§ **Directions for this task**: Rewrite the listing below, swapping every instance of "x-tick-label" for "x-axis-tick" and leaving everything else unchanged.

____

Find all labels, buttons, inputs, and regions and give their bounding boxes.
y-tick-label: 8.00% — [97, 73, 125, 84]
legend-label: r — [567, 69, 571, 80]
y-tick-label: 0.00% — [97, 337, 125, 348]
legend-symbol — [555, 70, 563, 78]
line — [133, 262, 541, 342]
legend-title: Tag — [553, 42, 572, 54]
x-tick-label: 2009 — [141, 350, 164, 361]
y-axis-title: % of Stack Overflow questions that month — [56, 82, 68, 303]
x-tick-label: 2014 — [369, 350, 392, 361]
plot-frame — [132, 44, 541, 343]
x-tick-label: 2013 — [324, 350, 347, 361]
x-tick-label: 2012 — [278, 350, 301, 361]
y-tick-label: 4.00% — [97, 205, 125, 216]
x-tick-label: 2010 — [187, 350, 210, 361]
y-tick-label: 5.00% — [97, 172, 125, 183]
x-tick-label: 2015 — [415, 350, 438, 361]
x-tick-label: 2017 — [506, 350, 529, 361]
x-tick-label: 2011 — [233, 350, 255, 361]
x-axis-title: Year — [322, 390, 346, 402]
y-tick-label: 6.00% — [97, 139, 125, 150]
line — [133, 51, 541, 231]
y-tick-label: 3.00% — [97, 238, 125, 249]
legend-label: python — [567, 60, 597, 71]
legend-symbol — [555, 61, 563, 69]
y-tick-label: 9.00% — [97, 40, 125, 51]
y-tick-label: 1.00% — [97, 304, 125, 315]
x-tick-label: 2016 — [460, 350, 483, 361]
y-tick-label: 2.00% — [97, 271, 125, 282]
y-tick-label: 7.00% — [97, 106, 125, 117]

____

§ **Result of the exercise**:
Find all labels, buttons, inputs, and regions and give their bounding boxes.
y-tick-label: 8.00% — [97, 73, 125, 84]
legend-label: r — [567, 69, 571, 80]
y-tick-label: 0.00% — [97, 337, 125, 348]
legend-symbol — [555, 70, 563, 78]
line — [133, 262, 541, 342]
legend-title: Tag — [553, 42, 572, 54]
x-axis-tick: 2009 — [141, 350, 164, 361]
y-axis-title: % of Stack Overflow questions that month — [56, 82, 68, 303]
x-axis-tick: 2014 — [369, 350, 392, 361]
plot-frame — [132, 44, 541, 343]
x-axis-tick: 2013 — [324, 350, 347, 361]
x-axis-tick: 2012 — [278, 350, 301, 361]
y-tick-label: 4.00% — [97, 205, 125, 216]
x-axis-tick: 2010 — [187, 350, 210, 361]
y-tick-label: 5.00% — [97, 172, 125, 183]
x-axis-tick: 2015 — [415, 350, 438, 361]
x-axis-tick: 2017 — [506, 350, 529, 361]
x-axis-tick: 2011 — [233, 350, 255, 361]
x-axis-title: Year — [322, 390, 346, 402]
y-tick-label: 6.00% — [97, 139, 125, 150]
line — [133, 51, 541, 231]
y-tick-label: 3.00% — [97, 238, 125, 249]
legend-label: python — [567, 60, 597, 71]
legend-symbol — [555, 61, 563, 69]
y-tick-label: 9.00% — [97, 40, 125, 51]
y-tick-label: 1.00% — [97, 304, 125, 315]
x-axis-tick: 2016 — [460, 350, 483, 361]
y-tick-label: 2.00% — [97, 271, 125, 282]
y-tick-label: 7.00% — [97, 106, 125, 117]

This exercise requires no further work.